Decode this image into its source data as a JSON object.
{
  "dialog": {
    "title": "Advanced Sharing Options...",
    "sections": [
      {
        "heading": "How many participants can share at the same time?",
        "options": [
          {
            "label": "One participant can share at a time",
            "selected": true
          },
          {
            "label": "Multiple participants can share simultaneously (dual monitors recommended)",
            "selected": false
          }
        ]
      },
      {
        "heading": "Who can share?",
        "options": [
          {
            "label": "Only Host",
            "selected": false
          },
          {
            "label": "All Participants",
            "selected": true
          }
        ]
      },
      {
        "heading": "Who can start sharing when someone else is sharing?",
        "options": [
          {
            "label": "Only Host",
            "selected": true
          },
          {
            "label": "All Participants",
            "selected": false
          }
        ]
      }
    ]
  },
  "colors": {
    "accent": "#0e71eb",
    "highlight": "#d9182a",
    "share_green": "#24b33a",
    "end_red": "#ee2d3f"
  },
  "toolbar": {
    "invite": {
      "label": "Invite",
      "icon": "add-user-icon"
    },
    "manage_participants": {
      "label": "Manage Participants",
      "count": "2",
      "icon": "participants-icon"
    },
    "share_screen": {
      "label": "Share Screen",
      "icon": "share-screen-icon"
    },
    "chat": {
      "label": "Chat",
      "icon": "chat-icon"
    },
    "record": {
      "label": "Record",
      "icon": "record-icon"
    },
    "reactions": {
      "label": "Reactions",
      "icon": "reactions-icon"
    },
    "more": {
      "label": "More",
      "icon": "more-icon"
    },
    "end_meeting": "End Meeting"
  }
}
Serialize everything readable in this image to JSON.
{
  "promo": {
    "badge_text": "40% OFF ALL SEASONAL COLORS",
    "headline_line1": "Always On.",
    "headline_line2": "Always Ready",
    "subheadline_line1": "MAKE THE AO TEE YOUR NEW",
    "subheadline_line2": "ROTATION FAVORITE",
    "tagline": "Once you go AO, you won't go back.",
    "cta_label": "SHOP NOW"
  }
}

* _Prompt_
Write out each line of the data above again, exactly as given.

* _Result_
Decode this image into its source data as a JSON object.
{
  "dialog": {
    "title": "Advanced Sharing Options...",
    "sections": [
      {
        "heading": "How many participants can share at the same time?",
        "options": [
          {
            "label": "One participant can share at a time",
            "selected": true
          },
          {
            "label": "Multiple participants can share simultaneously (dual monitors recommended)",
            "selected": false
          }
        ]
      },
      {
        "heading": "Who can share?",
        "options": [
          {
            "label": "Only Host",
            "selected": false
          },
          {
            "label": "All Participants",
            "selected": true
          }
        ]
      },
      {
        "heading": "Who can start sharing when someone else is sharing?",
        "options": [
          {
            "label": "Only Host",
            "selected": true
          },
          {
            "label": "All Participants",
            "selected": false
          }
        ]
      }
    ]
  },
  "colors": {
    "accent": "#0e71eb",
    "highlight": "#d9182a",
    "share_green": "#24b33a",
    "end_red": "#ee2d3f"
  },
  "toolbar": {
    "invite": {
      "label": "Invite",
      "icon": "add-user-icon"
    },
    "manage_participants": {
      "label": "Manage Participants",
      "count": "2",
      "icon": "participants-icon"
    },
    "share_screen": {
      "label": "Share Screen",
      "icon": "share-screen-icon"
    },
    "chat": {
      "label": "Chat",
      "icon": "chat-icon"
    },
    "record": {
      "label": "Record",
      "icon": "record-icon"
    },
    "reactions": {
      "label": "Reactions",
      "icon": "reactions-icon"
    },
    "more": {
      "label": "More",
      "icon": "more-icon"
    },
    "end_meeting": "End Meeting"
  }
}
Serialize everything readable in this image to JSON.
{
  "promo": {
    "badge_text": "40% OFF ALL SEASONAL COLORS",
    "headline_line1": "Always On.",
    "headline_line2": "Always Ready",
    "subheadline_line1": "MAKE THE AO TEE YOUR NEW",
    "subheadline_line2": "ROTATION FAVORITE",
    "tagline": "Once you go AO, you won't go back.",
    "cta_label": "SHOP NOW"
  }
}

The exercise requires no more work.